Objective:
Read the material below and count the lines holding the string "ylabel". Give that count with nothing added.

(Entries from a visual dataset)
▼
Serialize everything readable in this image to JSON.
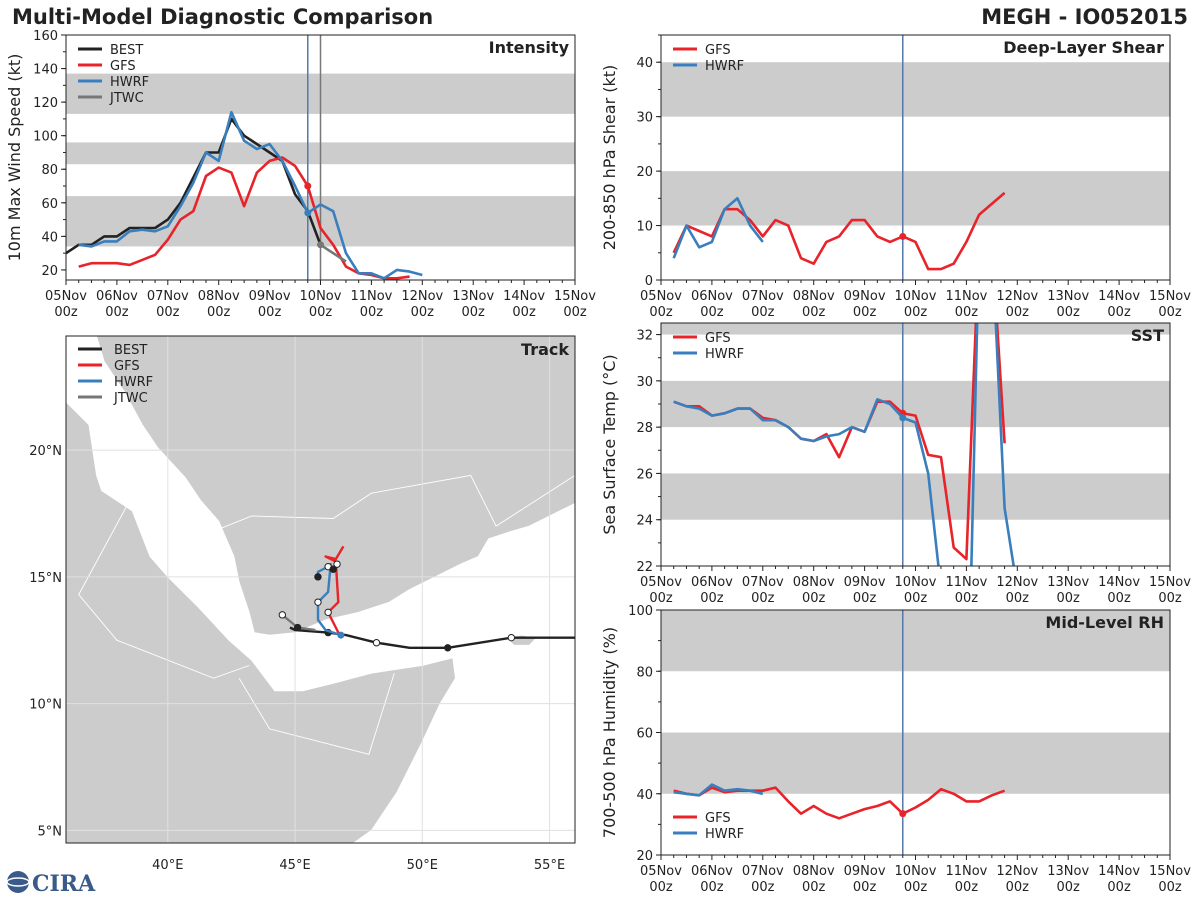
{
  "header": {
    "title_left": "Multi-Model Diagnostic Comparison",
    "title_right": "MEGH - IO052015"
  },
  "logo_text": "CIRA",
  "colors": {
    "BEST": "#222222",
    "GFS": "#e8232a",
    "HWRF": "#3a7fbd",
    "JTWC": "#777777",
    "band": "#cccccc",
    "vline": "#5577aa",
    "land": "#cccccc",
    "sea": "#ffffff"
  },
  "time_ticks": [
    "05Nov\n00z",
    "06Nov\n00z",
    "07Nov\n00z",
    "08Nov\n00z",
    "09Nov\n00z",
    "10Nov\n00z",
    "11Nov\n00z",
    "12Nov\n00z",
    "13Nov\n00z",
    "14Nov\n00z",
    "15Nov\n00z"
  ],
  "chart_data": [
    {
      "id": "intensity",
      "type": "line",
      "title": "Intensity",
      "ylabel": "10m Max Wind Speed (kt)",
      "xlim": [
        0,
        10
      ],
      "ylim": [
        14,
        160
      ],
      "yticks": [
        20,
        40,
        60,
        80,
        100,
        120,
        140,
        160
      ],
      "bands": [
        [
          34,
          64
        ],
        [
          83,
          96
        ],
        [
          113,
          137
        ]
      ],
      "vlines": [
        {
          "x": 4.75,
          "color": "vline"
        },
        {
          "x": 5.0,
          "color": "JTWC"
        }
      ],
      "legend": [
        "BEST",
        "GFS",
        "HWRF",
        "JTWC"
      ],
      "series": [
        {
          "name": "BEST",
          "x": [
            0,
            0.25,
            0.5,
            0.75,
            1,
            1.25,
            1.5,
            1.75,
            2,
            2.25,
            2.5,
            2.75,
            3,
            3.25,
            3.5,
            3.75,
            4,
            4.25,
            4.5,
            4.75,
            5
          ],
          "y": [
            30,
            35,
            35,
            40,
            40,
            45,
            45,
            45,
            50,
            60,
            75,
            90,
            90,
            110,
            100,
            95,
            90,
            85,
            65,
            55,
            35
          ]
        },
        {
          "name": "GFS",
          "x": [
            0.25,
            0.5,
            0.75,
            1,
            1.25,
            1.5,
            1.75,
            2,
            2.25,
            2.5,
            2.75,
            3,
            3.25,
            3.5,
            3.75,
            4,
            4.25,
            4.5,
            4.75,
            5,
            5.25,
            5.5,
            5.75,
            6,
            6.25,
            6.5,
            6.75
          ],
          "y": [
            22,
            24,
            24,
            24,
            23,
            26,
            29,
            38,
            50,
            55,
            76,
            81,
            78,
            58,
            78,
            85,
            87,
            82,
            70,
            45,
            35,
            22,
            18,
            17,
            15,
            15,
            16
          ],
          "marker": {
            "x": 4.75,
            "y": 70
          }
        },
        {
          "name": "HWRF",
          "x": [
            0.25,
            0.5,
            0.75,
            1,
            1.25,
            1.5,
            1.75,
            2,
            2.25,
            2.5,
            2.75,
            3,
            3.25,
            3.5,
            3.75,
            4,
            4.25,
            4.5,
            4.75,
            5,
            5.25,
            5.5,
            5.75,
            6,
            6.25,
            6.5,
            6.75,
            7
          ],
          "y": [
            35,
            34,
            37,
            37,
            43,
            44,
            43,
            46,
            58,
            72,
            90,
            85,
            114,
            97,
            92,
            95,
            85,
            70,
            54,
            59,
            55,
            30,
            18,
            18,
            15,
            20,
            19,
            17
          ],
          "marker": {
            "x": 4.75,
            "y": 54
          }
        },
        {
          "name": "JTWC",
          "x": [
            5,
            5.25,
            5.5
          ],
          "y": [
            35,
            30,
            25
          ],
          "marker": {
            "x": 5,
            "y": 35
          }
        }
      ]
    },
    {
      "id": "shear",
      "type": "line",
      "title": "Deep-Layer Shear",
      "ylabel": "200-850 hPa Shear (kt)",
      "xlim": [
        0,
        10
      ],
      "ylim": [
        0,
        45
      ],
      "yticks": [
        0,
        10,
        20,
        30,
        40
      ],
      "bands": [
        [
          10,
          20
        ],
        [
          30,
          40
        ]
      ],
      "vlines": [
        {
          "x": 4.75,
          "color": "vline"
        }
      ],
      "legend": [
        "GFS",
        "HWRF"
      ],
      "series": [
        {
          "name": "GFS",
          "x": [
            0.25,
            0.5,
            0.75,
            1,
            1.25,
            1.5,
            1.75,
            2,
            2.25,
            2.5,
            2.75,
            3,
            3.25,
            3.5,
            3.75,
            4,
            4.25,
            4.5,
            4.75,
            5,
            5.25,
            5.5,
            5.75,
            6,
            6.25,
            6.5,
            6.75
          ],
          "y": [
            5,
            10,
            9,
            8,
            13,
            13,
            11,
            8,
            11,
            10,
            4,
            3,
            7,
            8,
            11,
            11,
            8,
            7,
            8,
            7,
            2,
            2,
            3,
            7,
            12,
            14,
            16
          ],
          "marker": {
            "x": 4.75,
            "y": 8
          }
        },
        {
          "name": "HWRF",
          "x": [
            0.25,
            0.5,
            0.75,
            1,
            1.25,
            1.5,
            1.75,
            2
          ],
          "y": [
            4,
            10,
            6,
            7,
            13,
            15,
            10,
            7
          ]
        }
      ]
    },
    {
      "id": "sst",
      "type": "line",
      "title": "SST",
      "ylabel": "Sea Surface Temp (°C)",
      "xlim": [
        0,
        10
      ],
      "ylim": [
        22,
        32.5
      ],
      "yticks": [
        22,
        24,
        26,
        28,
        30,
        32
      ],
      "bands": [
        [
          24,
          26
        ],
        [
          28,
          30
        ],
        [
          32,
          32.5
        ]
      ],
      "vlines": [
        {
          "x": 4.75,
          "color": "vline"
        }
      ],
      "legend": [
        "GFS",
        "HWRF"
      ],
      "series": [
        {
          "name": "GFS",
          "x": [
            0.25,
            0.5,
            0.75,
            1,
            1.25,
            1.5,
            1.75,
            2,
            2.25,
            2.5,
            2.75,
            3,
            3.25,
            3.5,
            3.75,
            4,
            4.25,
            4.5,
            4.75,
            5,
            5.25,
            5.5,
            5.75,
            6,
            6.25,
            6.5,
            6.75
          ],
          "y": [
            29.1,
            28.9,
            28.9,
            28.5,
            28.6,
            28.8,
            28.8,
            28.4,
            28.3,
            28.0,
            27.5,
            27.4,
            27.7,
            26.7,
            28.0,
            27.8,
            29.1,
            29.1,
            28.6,
            28.5,
            26.8,
            26.7,
            22.8,
            22.3,
            36,
            36,
            27.3
          ],
          "marker": {
            "x": 4.75,
            "y": 28.6
          }
        },
        {
          "name": "HWRF",
          "x": [
            0.25,
            0.5,
            0.75,
            1,
            1.25,
            1.5,
            1.75,
            2,
            2.25,
            2.5,
            2.75,
            3,
            3.25,
            3.5,
            3.75,
            4,
            4.25,
            4.5,
            4.75,
            5,
            5.25,
            5.5,
            5.75,
            6,
            6.25,
            6.5,
            6.75,
            7
          ],
          "y": [
            29.1,
            28.9,
            28.8,
            28.5,
            28.6,
            28.8,
            28.8,
            28.3,
            28.3,
            28.0,
            27.5,
            27.4,
            27.6,
            27.7,
            28.0,
            27.8,
            29.2,
            29.0,
            28.4,
            28.2,
            26.0,
            21.0,
            13,
            13,
            36,
            36,
            24.5,
            21.0
          ],
          "marker": {
            "x": 4.75,
            "y": 28.4
          }
        }
      ]
    },
    {
      "id": "rh",
      "type": "line",
      "title": "Mid-Level RH",
      "ylabel": "700-500 hPa Humidity (%)",
      "xlim": [
        0,
        10
      ],
      "ylim": [
        20,
        100
      ],
      "yticks": [
        20,
        40,
        60,
        80,
        100
      ],
      "bands": [
        [
          40,
          60
        ],
        [
          80,
          100
        ]
      ],
      "vlines": [
        {
          "x": 4.75,
          "color": "vline"
        }
      ],
      "legend": [
        "GFS",
        "HWRF"
      ],
      "legend_pos": "bottom-left",
      "series": [
        {
          "name": "GFS",
          "x": [
            0.25,
            0.5,
            0.75,
            1,
            1.25,
            1.5,
            1.75,
            2,
            2.25,
            2.5,
            2.75,
            3,
            3.25,
            3.5,
            3.75,
            4,
            4.25,
            4.5,
            4.75,
            5,
            5.25,
            5.5,
            5.75,
            6,
            6.25,
            6.5,
            6.75
          ],
          "y": [
            41,
            40,
            39.5,
            42,
            40.5,
            41,
            41,
            41,
            42,
            37.5,
            33.5,
            36,
            33.5,
            32,
            33.5,
            35,
            36,
            37.5,
            33.5,
            35.5,
            38,
            41.5,
            40,
            37.5,
            37.5,
            39.5,
            41
          ],
          "marker": {
            "x": 4.75,
            "y": 33.5
          }
        },
        {
          "name": "HWRF",
          "x": [
            0.25,
            0.5,
            0.75,
            1,
            1.25,
            1.5,
            1.75,
            2
          ],
          "y": [
            40.5,
            40,
            39.5,
            43,
            41,
            41.5,
            41,
            40
          ]
        }
      ]
    },
    {
      "id": "track",
      "type": "map",
      "title": "Track",
      "lonlim": [
        36,
        56
      ],
      "latlim": [
        4.5,
        24.5
      ],
      "lon_ticks": [
        "40°E",
        "45°E",
        "50°E",
        "55°E"
      ],
      "lat_ticks": [
        "5°N",
        "10°N",
        "15°N",
        "20°N"
      ],
      "legend": [
        "BEST",
        "GFS",
        "HWRF",
        "JTWC"
      ],
      "tracks": [
        {
          "name": "BEST",
          "lon": [
            56,
            53.5,
            51,
            49.5,
            48.2,
            47,
            46.3,
            45,
            44.8
          ],
          "lat": [
            12.6,
            12.6,
            12.2,
            12.2,
            12.4,
            12.7,
            12.8,
            12.9,
            13.0
          ],
          "open": [
            [
              53.5,
              12.6
            ],
            [
              48.2,
              12.4
            ]
          ],
          "filled": [
            [
              51,
              12.2
            ],
            [
              46.3,
              12.8
            ]
          ]
        },
        {
          "name": "GFS",
          "lon": [
            46.8,
            46.6,
            46.3,
            46.7,
            46.6,
            46.2,
            46.6,
            46.9
          ],
          "lat": [
            12.6,
            13.0,
            13.6,
            14.0,
            15.6,
            15.8,
            15.7,
            16.2
          ]
        },
        {
          "name": "HWRF",
          "lon": [
            46.8,
            46.2,
            45.9,
            45.9,
            46.3,
            46.4,
            46.3,
            45.9,
            45.9
          ],
          "lat": [
            12.7,
            12.9,
            13.3,
            14.0,
            14.4,
            15.5,
            15.4,
            15.2,
            15.0
          ],
          "open": [
            [
              45.9,
              14.0
            ],
            [
              46.3,
              13.6
            ],
            [
              46.3,
              15.4
            ],
            [
              46.65,
              15.5
            ]
          ],
          "filled": [
            [
              45.9,
              15.0
            ],
            [
              46.5,
              15.3
            ]
          ]
        },
        {
          "name": "JTWC",
          "lon": [
            44.5,
            45.1,
            45.8
          ],
          "lat": [
            13.5,
            13.0,
            12.9
          ],
          "open": [
            [
              44.5,
              13.5
            ]
          ],
          "filled": [
            [
              45.1,
              13.0
            ]
          ]
        }
      ],
      "markers": [
        {
          "series": "HWRF",
          "lon": 46.8,
          "lat": 12.7
        }
      ]
    }
  ]
}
▲
Task output:
4